* [What is expected]: Extract the data exactly, missing nothing.

______

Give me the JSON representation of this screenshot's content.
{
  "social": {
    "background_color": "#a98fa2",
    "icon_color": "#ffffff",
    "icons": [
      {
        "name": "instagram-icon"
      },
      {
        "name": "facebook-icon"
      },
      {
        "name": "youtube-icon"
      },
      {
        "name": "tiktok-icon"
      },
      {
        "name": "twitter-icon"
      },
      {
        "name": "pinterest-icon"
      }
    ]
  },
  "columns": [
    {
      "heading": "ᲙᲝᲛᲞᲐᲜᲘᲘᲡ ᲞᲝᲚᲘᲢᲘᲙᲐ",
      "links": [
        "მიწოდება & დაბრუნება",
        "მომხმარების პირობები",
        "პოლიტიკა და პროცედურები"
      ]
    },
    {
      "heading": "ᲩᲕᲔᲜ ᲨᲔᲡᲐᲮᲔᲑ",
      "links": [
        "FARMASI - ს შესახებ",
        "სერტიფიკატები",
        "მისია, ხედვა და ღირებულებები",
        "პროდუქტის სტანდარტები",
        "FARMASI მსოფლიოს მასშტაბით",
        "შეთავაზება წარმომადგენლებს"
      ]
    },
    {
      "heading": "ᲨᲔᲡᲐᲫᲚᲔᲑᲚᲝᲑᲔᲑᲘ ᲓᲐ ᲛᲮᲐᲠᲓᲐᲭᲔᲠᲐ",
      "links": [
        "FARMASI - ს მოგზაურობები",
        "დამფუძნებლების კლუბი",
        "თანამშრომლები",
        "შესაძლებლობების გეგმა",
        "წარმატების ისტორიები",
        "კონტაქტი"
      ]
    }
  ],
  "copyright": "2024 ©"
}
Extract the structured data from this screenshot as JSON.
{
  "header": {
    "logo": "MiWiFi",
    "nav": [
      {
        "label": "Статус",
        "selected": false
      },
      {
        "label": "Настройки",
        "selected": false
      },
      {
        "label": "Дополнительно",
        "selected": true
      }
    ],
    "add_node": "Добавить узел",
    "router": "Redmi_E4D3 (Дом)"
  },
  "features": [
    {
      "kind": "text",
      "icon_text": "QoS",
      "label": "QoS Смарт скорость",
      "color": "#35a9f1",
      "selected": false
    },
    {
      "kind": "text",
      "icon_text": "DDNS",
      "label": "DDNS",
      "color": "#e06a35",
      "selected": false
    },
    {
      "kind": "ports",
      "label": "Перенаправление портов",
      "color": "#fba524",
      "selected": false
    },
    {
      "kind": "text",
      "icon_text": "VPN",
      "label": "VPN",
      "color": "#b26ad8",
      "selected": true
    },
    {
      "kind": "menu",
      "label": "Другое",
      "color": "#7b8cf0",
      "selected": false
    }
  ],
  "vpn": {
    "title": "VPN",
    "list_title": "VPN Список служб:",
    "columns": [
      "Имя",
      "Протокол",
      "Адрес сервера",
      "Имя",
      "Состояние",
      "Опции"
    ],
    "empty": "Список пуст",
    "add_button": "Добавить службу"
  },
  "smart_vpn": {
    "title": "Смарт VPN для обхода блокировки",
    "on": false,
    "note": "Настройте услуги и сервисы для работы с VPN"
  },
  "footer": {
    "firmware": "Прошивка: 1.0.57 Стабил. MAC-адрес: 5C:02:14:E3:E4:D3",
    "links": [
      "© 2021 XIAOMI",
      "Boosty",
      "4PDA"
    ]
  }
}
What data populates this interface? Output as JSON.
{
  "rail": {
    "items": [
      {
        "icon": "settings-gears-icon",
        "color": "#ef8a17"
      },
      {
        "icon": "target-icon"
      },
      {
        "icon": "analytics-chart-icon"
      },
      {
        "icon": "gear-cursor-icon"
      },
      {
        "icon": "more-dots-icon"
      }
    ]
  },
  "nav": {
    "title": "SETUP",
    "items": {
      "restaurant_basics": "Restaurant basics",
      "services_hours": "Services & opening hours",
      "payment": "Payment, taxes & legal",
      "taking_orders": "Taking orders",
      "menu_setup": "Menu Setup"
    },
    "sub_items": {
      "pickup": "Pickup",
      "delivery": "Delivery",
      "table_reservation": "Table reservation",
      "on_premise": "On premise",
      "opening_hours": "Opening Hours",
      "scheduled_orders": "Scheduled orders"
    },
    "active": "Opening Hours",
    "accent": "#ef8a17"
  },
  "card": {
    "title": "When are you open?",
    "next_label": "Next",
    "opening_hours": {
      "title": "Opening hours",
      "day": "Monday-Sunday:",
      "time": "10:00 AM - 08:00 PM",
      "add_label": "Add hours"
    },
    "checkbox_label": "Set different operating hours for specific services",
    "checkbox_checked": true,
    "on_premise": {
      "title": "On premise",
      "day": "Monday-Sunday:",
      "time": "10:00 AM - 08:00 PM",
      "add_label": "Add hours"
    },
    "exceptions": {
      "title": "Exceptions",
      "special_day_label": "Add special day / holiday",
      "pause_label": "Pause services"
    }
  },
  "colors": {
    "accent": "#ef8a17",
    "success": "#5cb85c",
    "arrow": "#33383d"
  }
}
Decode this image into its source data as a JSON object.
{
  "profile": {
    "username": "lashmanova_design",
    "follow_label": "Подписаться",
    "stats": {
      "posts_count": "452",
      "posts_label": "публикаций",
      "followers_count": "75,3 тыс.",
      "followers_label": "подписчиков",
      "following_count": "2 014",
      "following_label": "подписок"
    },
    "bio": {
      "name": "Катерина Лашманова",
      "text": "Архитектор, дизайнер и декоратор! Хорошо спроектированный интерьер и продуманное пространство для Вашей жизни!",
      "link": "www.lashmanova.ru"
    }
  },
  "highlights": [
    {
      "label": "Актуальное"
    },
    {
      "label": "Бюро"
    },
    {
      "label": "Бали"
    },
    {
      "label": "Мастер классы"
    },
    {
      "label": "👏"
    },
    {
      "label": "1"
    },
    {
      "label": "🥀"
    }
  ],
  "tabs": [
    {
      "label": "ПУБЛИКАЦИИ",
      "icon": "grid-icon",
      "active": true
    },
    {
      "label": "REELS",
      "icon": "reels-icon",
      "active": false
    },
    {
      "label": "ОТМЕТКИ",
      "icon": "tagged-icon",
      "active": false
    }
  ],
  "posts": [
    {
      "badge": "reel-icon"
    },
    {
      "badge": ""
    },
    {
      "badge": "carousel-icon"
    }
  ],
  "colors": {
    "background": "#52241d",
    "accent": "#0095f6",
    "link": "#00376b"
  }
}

______

* [Correct answer]:
Give me the JSON representation of this screenshot's content.
{
  "social": {
    "background_color": "#a98fa2",
    "icon_color": "#ffffff",
    "icons": [
      {
        "name": "instagram-icon"
      },
      {
        "name": "facebook-icon"
      },
      {
        "name": "youtube-icon"
      },
      {
        "name": "tiktok-icon"
      },
      {
        "name": "twitter-icon"
      },
      {
        "name": "pinterest-icon"
      }
    ]
  },
  "columns": [
    {
      "heading": "ᲙᲝᲛᲞᲐᲜᲘᲘᲡ ᲞᲝᲚᲘᲢᲘᲙᲐ",
      "links": [
        "მიწოდება & დაბრუნება",
        "მომხმარების პირობები",
        "პოლიტიკა და პროცედურები"
      ]
    },
    {
      "heading": "ᲩᲕᲔᲜ ᲨᲔᲡᲐᲮᲔᲑ",
      "links": [
        "FARMASI - ს შესახებ",
        "სერტიფიკატები",
        "მისია, ხედვა და ღირებულებები",
        "პროდუქტის სტანდარტები",
        "FARMASI მსოფლიოს მასშტაბით",
        "შეთავაზება წარმომადგენლებს"
      ]
    },
    {
      "heading": "ᲨᲔᲡᲐᲫᲚᲔᲑᲚᲝᲑᲔᲑᲘ ᲓᲐ ᲛᲮᲐᲠᲓᲐᲭᲔᲠᲐ",
      "links": [
        "FARMASI - ს მოგზაურობები",
        "დამფუძნებლების კლუბი",
        "თანამშრომლები",
        "შესაძლებლობების გეგმა",
        "წარმატების ისტორიები",
        "კონტაქტი"
      ]
    }
  ],
  "copyright": "2024 ©"
}
Extract the structured data from this screenshot as JSON.
{
  "header": {
    "logo": "MiWiFi",
    "nav": [
      {
        "label": "Статус",
        "selected": false
      },
      {
        "label": "Настройки",
        "selected": false
      },
      {
        "label": "Дополнительно",
        "selected": true
      }
    ],
    "add_node": "Добавить узел",
    "router": "Redmi_E4D3 (Дом)"
  },
  "features": [
    {
      "kind": "text",
      "icon_text": "QoS",
      "label": "QoS Смарт скорость",
      "color": "#35a9f1",
      "selected": false
    },
    {
      "kind": "text",
      "icon_text": "DDNS",
      "label": "DDNS",
      "color": "#e06a35",
      "selected": false
    },
    {
      "kind": "ports",
      "label": "Перенаправление портов",
      "color": "#fba524",
      "selected": false
    },
    {
      "kind": "text",
      "icon_text": "VPN",
      "label": "VPN",
      "color": "#b26ad8",
      "selected": true
    },
    {
      "kind": "menu",
      "label": "Другое",
      "color": "#7b8cf0",
      "selected": false
    }
  ],
  "vpn": {
    "title": "VPN",
    "list_title": "VPN Список служб:",
    "columns": [
      "Имя",
      "Протокол",
      "Адрес сервера",
      "Имя",
      "Состояние",
      "Опции"
    ],
    "empty": "Список пуст",
    "add_button": "Добавить службу"
  },
  "smart_vpn": {
    "title": "Смарт VPN для обхода блокировки",
    "on": false,
    "note": "Настройте услуги и сервисы для работы с VPN"
  },
  "footer": {
    "firmware": "Прошивка: 1.0.57 Стабил. MAC-адрес: 5C:02:14:E3:E4:D3",
    "links": [
      "© 2021 XIAOMI",
      "Boosty",
      "4PDA"
    ]
  }
}
What data populates this interface? Output as JSON.
{
  "rail": {
    "items": [
      {
        "icon": "settings-gears-icon",
        "color": "#ef8a17"
      },
      {
        "icon": "target-icon"
      },
      {
        "icon": "analytics-chart-icon"
      },
      {
        "icon": "gear-cursor-icon"
      },
      {
        "icon": "more-dots-icon"
      }
    ]
  },
  "nav": {
    "title": "SETUP",
    "items": {
      "restaurant_basics": "Restaurant basics",
      "services_hours": "Services & opening hours",
      "payment": "Payment, taxes & legal",
      "taking_orders": "Taking orders",
      "menu_setup": "Menu Setup"
    },
    "sub_items": {
      "pickup": "Pickup",
      "delivery": "Delivery",
      "table_reservation": "Table reservation",
      "on_premise": "On premise",
      "opening_hours": "Opening Hours",
      "scheduled_orders": "Scheduled orders"
    },
    "active": "Opening Hours",
    "accent": "#ef8a17"
  },
  "card": {
    "title": "When are you open?",
    "next_label": "Next",
    "opening_hours": {
      "title": "Opening hours",
      "day": "Monday-Sunday:",
      "time": "10:00 AM - 08:00 PM",
      "add_label": "Add hours"
    },
    "checkbox_label": "Set different operating hours for specific services",
    "checkbox_checked": true,
    "on_premise": {
      "title": "On premise",
      "day": "Monday-Sunday:",
      "time": "10:00 AM - 08:00 PM",
      "add_label": "Add hours"
    },
    "exceptions": {
      "title": "Exceptions",
      "special_day_label": "Add special day / holiday",
      "pause_label": "Pause services"
    }
  },
  "colors": {
    "accent": "#ef8a17",
    "success": "#5cb85c",
    "arrow": "#33383d"
  }
}
Decode this image into its source data as a JSON object.
{
  "profile": {
    "username": "lashmanova_design",
    "follow_label": "Подписаться",
    "stats": {
      "posts_count": "452",
      "posts_label": "публикаций",
      "followers_count": "75,3 тыс.",
      "followers_label": "подписчиков",
      "following_count": "2 014",
      "following_label": "подписок"
    },
    "bio": {
      "name": "Катерина Лашманова",
      "text": "Архитектор, дизайнер и декоратор! Хорошо спроектированный интерьер и продуманное пространство для Вашей жизни!",
      "link": "www.lashmanova.ru"
    }
  },
  "highlights": [
    {
      "label": "Актуальное"
    },
    {
      "label": "Бюро"
    },
    {
      "label": "Бали"
    },
    {
      "label": "Мастер классы"
    },
    {
      "label": "👏"
    },
    {
      "label": "1"
    },
    {
      "label": "🥀"
    }
  ],
  "tabs": [
    {
      "label": "ПУБЛИКАЦИИ",
      "icon": "grid-icon",
      "active": true
    },
    {
      "label": "REELS",
      "icon": "reels-icon",
      "active": false
    },
    {
      "label": "ОТМЕТКИ",
      "icon": "tagged-icon",
      "active": false
    }
  ],
  "posts": [
    {
      "badge": "reel-icon"
    },
    {
      "badge": ""
    },
    {
      "badge": "carousel-icon"
    }
  ],
  "colors": {
    "background": "#52241d",
    "accent": "#0095f6",
    "link": "#00376b"
  }
}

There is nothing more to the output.